▶ _Exercise inputs_
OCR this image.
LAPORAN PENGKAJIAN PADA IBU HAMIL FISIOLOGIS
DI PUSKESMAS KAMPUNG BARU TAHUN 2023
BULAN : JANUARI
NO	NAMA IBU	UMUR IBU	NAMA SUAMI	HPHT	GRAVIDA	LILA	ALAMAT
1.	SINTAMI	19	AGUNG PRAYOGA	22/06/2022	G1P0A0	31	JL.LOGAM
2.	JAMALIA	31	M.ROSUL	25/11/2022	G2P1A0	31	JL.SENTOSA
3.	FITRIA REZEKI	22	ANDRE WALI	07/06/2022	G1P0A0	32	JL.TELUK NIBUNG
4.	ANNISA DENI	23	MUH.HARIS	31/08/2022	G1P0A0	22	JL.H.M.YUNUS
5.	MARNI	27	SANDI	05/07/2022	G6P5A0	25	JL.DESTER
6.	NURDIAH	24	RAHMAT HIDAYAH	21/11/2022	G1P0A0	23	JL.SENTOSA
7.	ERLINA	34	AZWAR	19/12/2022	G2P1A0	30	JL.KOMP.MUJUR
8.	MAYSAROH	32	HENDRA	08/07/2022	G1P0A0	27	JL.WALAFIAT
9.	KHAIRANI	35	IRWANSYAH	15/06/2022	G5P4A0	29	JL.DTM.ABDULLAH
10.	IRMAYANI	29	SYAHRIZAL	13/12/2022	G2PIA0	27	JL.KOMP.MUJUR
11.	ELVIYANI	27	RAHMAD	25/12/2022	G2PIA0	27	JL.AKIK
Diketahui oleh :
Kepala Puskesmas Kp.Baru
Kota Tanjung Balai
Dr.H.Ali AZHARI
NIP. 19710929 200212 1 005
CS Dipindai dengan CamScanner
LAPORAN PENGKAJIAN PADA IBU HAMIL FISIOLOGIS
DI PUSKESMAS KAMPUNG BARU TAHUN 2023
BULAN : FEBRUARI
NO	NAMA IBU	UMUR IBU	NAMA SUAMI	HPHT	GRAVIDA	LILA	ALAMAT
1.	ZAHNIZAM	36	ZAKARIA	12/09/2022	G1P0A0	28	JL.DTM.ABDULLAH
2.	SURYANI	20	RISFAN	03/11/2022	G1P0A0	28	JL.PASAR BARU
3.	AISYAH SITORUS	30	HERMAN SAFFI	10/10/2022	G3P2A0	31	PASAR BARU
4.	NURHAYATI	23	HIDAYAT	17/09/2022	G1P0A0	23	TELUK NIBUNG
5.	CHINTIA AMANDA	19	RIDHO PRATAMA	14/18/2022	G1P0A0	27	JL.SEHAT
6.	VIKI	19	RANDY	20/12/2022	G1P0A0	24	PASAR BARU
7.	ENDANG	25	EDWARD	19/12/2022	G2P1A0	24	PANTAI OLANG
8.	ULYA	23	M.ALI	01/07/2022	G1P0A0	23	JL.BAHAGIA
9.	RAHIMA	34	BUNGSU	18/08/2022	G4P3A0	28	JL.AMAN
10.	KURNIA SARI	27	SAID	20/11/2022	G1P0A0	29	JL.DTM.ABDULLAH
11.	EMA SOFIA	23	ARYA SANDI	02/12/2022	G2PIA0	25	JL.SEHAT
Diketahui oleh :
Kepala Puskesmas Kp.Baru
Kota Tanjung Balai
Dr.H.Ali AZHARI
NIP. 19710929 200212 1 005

▶ _Problem details_
Copy every line of the listing that contains the word "ABDULLAH".

▶ _Response_
9.	KHAIRANI	35	IRWANSYAH	15/06/2022	G5P4A0	29	JL.DTM.ABDULLAH
1.	ZAHNIZAM	36	ZAKARIA	12/09/2022	G1P0A0	28	JL.DTM.ABDULLAH
10.	KURNIA SARI	27	SAID	20/11/2022	G1P0A0	29	JL.DTM.ABDULLAH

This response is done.